[Written problem]
Identify the lines that contain the word "荒漠草原", then copy them.

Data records
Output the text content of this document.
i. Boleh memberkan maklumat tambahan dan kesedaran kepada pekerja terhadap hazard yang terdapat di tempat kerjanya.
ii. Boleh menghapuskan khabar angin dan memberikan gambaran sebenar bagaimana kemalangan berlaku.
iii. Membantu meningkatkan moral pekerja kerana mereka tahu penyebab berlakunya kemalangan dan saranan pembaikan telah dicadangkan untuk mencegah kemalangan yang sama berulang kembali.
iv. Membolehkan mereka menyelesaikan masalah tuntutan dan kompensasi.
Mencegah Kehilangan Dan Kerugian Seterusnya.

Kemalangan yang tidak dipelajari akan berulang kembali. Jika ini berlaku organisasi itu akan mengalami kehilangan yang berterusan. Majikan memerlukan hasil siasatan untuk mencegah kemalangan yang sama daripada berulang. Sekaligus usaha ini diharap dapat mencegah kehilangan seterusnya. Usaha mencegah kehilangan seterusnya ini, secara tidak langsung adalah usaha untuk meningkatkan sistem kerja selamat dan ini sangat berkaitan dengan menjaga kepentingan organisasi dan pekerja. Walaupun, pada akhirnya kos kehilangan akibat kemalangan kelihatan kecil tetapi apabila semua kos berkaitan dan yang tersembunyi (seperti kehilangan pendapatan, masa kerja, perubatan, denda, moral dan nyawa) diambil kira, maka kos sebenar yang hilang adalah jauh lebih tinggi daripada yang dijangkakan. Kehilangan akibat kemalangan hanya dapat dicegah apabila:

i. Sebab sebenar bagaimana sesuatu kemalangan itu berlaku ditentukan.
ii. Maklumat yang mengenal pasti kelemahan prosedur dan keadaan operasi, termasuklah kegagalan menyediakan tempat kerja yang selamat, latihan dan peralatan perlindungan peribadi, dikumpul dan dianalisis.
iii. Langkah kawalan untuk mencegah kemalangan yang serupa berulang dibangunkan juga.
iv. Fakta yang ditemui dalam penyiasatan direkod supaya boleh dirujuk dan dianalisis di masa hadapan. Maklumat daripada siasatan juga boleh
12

...

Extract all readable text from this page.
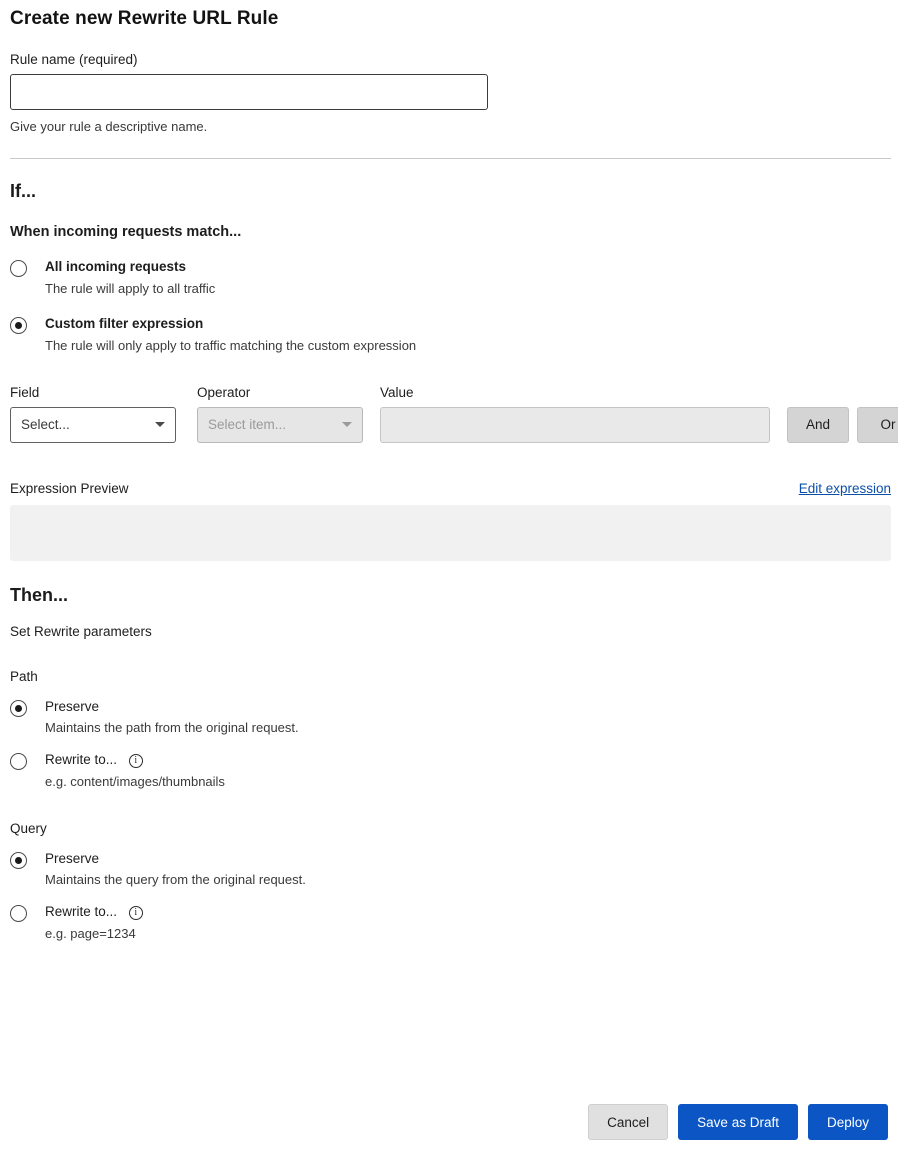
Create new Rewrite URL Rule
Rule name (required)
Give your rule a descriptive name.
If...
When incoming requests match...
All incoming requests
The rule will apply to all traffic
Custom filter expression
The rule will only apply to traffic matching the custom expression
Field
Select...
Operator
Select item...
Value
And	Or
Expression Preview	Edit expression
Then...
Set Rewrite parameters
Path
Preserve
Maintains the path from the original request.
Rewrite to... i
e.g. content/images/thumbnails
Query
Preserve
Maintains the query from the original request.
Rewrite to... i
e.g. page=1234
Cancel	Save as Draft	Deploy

...

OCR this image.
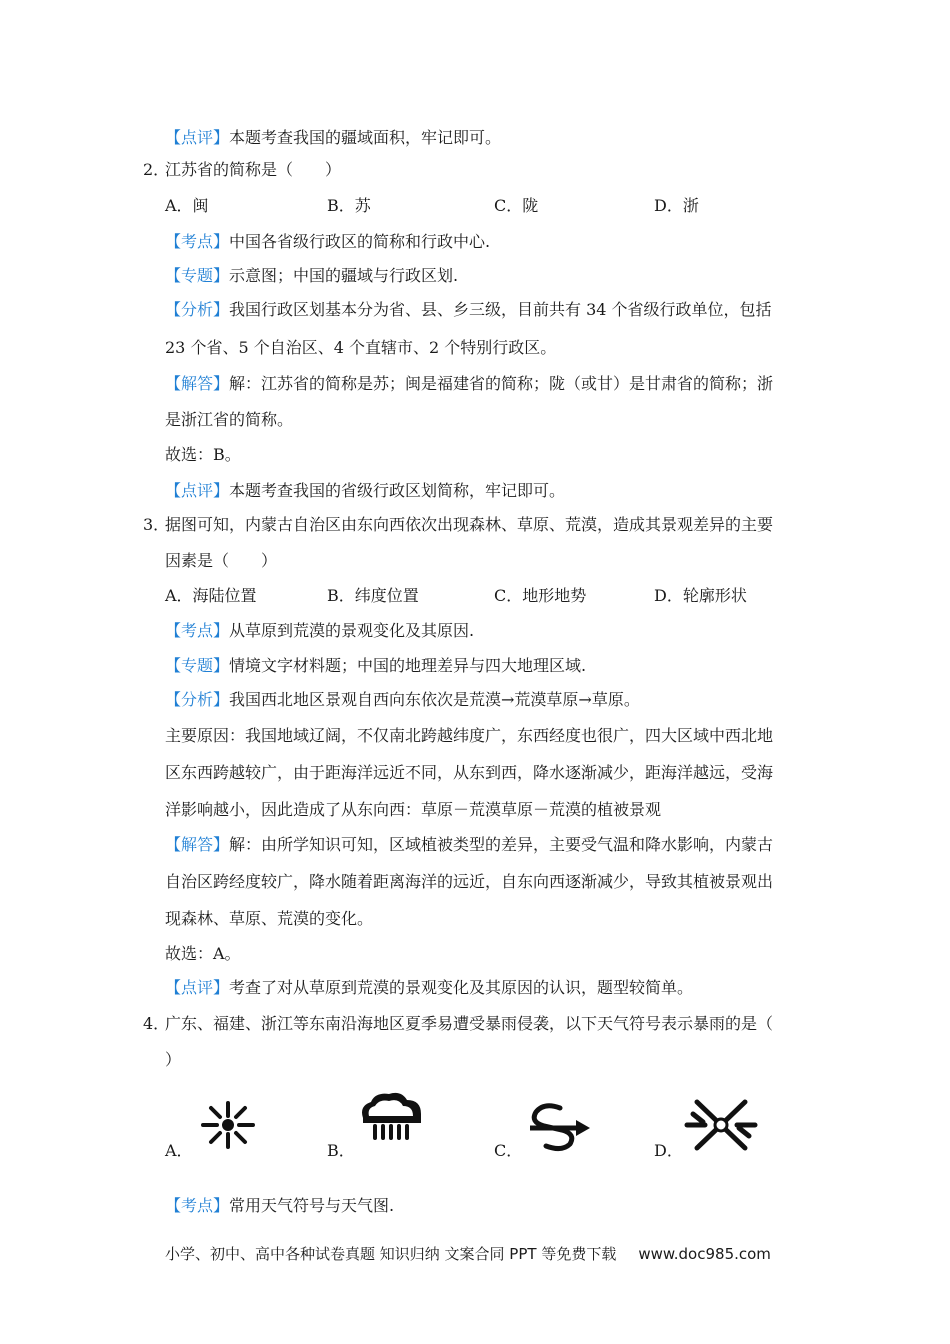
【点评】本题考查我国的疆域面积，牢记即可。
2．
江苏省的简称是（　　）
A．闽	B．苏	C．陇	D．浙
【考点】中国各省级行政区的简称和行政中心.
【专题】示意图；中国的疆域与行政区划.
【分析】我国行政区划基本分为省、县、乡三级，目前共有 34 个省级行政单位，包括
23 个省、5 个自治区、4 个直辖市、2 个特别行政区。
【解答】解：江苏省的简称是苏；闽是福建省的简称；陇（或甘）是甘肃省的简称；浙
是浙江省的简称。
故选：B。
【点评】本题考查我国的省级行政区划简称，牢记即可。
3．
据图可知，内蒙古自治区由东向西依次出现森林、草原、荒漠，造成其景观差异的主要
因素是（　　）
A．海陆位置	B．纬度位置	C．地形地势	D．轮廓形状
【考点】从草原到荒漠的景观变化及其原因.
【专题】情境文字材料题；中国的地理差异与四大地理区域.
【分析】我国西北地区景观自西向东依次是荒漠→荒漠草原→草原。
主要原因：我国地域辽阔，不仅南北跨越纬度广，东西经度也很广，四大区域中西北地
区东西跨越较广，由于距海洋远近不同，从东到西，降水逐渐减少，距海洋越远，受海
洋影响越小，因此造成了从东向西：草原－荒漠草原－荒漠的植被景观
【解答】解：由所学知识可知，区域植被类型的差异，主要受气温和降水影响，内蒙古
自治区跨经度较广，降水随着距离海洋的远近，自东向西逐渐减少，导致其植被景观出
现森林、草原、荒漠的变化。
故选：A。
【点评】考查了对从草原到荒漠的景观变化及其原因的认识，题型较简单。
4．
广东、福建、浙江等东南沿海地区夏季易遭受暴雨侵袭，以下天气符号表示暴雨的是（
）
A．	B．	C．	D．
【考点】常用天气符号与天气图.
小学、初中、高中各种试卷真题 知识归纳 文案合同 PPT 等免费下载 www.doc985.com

[Result for this exercise]
【分析】我国西北地区景观自西向东依次是荒漠→荒漠草原→草原。
洋影响越小，因此造成了从东向西：草原－荒漠草原－荒漠的植被景观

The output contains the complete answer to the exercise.